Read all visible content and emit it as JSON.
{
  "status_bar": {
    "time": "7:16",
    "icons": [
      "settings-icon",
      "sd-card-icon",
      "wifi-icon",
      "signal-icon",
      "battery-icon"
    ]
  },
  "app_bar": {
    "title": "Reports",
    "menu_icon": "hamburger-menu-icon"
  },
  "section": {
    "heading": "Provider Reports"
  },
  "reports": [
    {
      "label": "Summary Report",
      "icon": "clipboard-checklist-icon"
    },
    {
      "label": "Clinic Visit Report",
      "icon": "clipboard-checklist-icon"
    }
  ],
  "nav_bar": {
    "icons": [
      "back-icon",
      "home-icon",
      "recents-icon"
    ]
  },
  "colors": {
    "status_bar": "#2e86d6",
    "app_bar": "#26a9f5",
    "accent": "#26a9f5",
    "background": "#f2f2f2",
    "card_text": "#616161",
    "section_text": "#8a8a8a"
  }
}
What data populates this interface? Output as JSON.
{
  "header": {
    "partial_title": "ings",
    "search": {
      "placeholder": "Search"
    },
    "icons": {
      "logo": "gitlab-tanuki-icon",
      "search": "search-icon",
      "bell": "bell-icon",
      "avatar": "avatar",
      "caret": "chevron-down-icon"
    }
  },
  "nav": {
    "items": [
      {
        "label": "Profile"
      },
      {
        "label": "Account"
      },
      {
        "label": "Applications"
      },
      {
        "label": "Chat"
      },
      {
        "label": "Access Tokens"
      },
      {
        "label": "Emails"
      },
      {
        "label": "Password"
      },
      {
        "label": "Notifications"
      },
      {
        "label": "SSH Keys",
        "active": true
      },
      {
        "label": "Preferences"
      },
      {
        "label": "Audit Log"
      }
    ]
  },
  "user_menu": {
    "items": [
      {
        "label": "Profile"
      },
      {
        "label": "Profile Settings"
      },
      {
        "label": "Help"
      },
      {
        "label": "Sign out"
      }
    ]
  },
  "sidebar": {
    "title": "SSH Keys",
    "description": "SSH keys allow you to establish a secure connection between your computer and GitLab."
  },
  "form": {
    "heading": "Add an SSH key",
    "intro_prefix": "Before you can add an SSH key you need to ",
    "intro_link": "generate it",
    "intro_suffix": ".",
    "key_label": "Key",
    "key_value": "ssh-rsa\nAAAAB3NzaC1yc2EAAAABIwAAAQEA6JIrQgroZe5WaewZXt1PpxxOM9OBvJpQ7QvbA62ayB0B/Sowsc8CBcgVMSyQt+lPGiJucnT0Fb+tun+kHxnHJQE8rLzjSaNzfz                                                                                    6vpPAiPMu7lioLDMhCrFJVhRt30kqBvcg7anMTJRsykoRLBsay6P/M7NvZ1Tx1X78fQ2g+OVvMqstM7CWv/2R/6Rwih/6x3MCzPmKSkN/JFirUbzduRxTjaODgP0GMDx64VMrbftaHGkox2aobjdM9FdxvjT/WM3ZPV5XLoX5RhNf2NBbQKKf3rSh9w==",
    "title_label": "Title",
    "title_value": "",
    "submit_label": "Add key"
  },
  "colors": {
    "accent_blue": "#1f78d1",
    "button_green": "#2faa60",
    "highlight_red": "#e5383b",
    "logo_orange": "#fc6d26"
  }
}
-----
- [Stated task] Using the listing above, please repeat every entry exactly.

- [Task response]
Read all visible content and emit it as JSON.
{
  "status_bar": {
    "time": "7:16",
    "icons": [
      "settings-icon",
      "sd-card-icon",
      "wifi-icon",
      "signal-icon",
      "battery-icon"
    ]
  },
  "app_bar": {
    "title": "Reports",
    "menu_icon": "hamburger-menu-icon"
  },
  "section": {
    "heading": "Provider Reports"
  },
  "reports": [
    {
      "label": "Summary Report",
      "icon": "clipboard-checklist-icon"
    },
    {
      "label": "Clinic Visit Report",
      "icon": "clipboard-checklist-icon"
    }
  ],
  "nav_bar": {
    "icons": [
      "back-icon",
      "home-icon",
      "recents-icon"
    ]
  },
  "colors": {
    "status_bar": "#2e86d6",
    "app_bar": "#26a9f5",
    "accent": "#26a9f5",
    "background": "#f2f2f2",
    "card_text": "#616161",
    "section_text": "#8a8a8a"
  }
}
What data populates this interface? Output as JSON.
{
  "header": {
    "partial_title": "ings",
    "search": {
      "placeholder": "Search"
    },
    "icons": {
      "logo": "gitlab-tanuki-icon",
      "search": "search-icon",
      "bell": "bell-icon",
      "avatar": "avatar",
      "caret": "chevron-down-icon"
    }
  },
  "nav": {
    "items": [
      {
        "label": "Profile"
      },
      {
        "label": "Account"
      },
      {
        "label": "Applications"
      },
      {
        "label": "Chat"
      },
      {
        "label": "Access Tokens"
      },
      {
        "label": "Emails"
      },
      {
        "label": "Password"
      },
      {
        "label": "Notifications"
      },
      {
        "label": "SSH Keys",
        "active": true
      },
      {
        "label": "Preferences"
      },
      {
        "label": "Audit Log"
      }
    ]
  },
  "user_menu": {
    "items": [
      {
        "label": "Profile"
      },
      {
        "label": "Profile Settings"
      },
      {
        "label": "Help"
      },
      {
        "label": "Sign out"
      }
    ]
  },
  "sidebar": {
    "title": "SSH Keys",
    "description": "SSH keys allow you to establish a secure connection between your computer and GitLab."
  },
  "form": {
    "heading": "Add an SSH key",
    "intro_prefix": "Before you can add an SSH key you need to ",
    "intro_link": "generate it",
    "intro_suffix": ".",
    "key_label": "Key",
    "key_value": "ssh-rsa\nAAAAB3NzaC1yc2EAAAABIwAAAQEA6JIrQgroZe5WaewZXt1PpxxOM9OBvJpQ7QvbA62ayB0B/Sowsc8CBcgVMSyQt+lPGiJucnT0Fb+tun+kHxnHJQE8rLzjSaNzfz                                                                                    6vpPAiPMu7lioLDMhCrFJVhRt30kqBvcg7anMTJRsykoRLBsay6P/M7NvZ1Tx1X78fQ2g+OVvMqstM7CWv/2R/6Rwih/6x3MCzPmKSkN/JFirUbzduRxTjaODgP0GMDx64VMrbftaHGkox2aobjdM9FdxvjT/WM3ZPV5XLoX5RhNf2NBbQKKf3rSh9w==",
    "title_label": "Title",
    "title_value": "",
    "submit_label": "Add key"
  },
  "colors": {
    "accent_blue": "#1f78d1",
    "button_green": "#2faa60",
    "highlight_red": "#e5383b",
    "logo_orange": "#fc6d26"
  }
}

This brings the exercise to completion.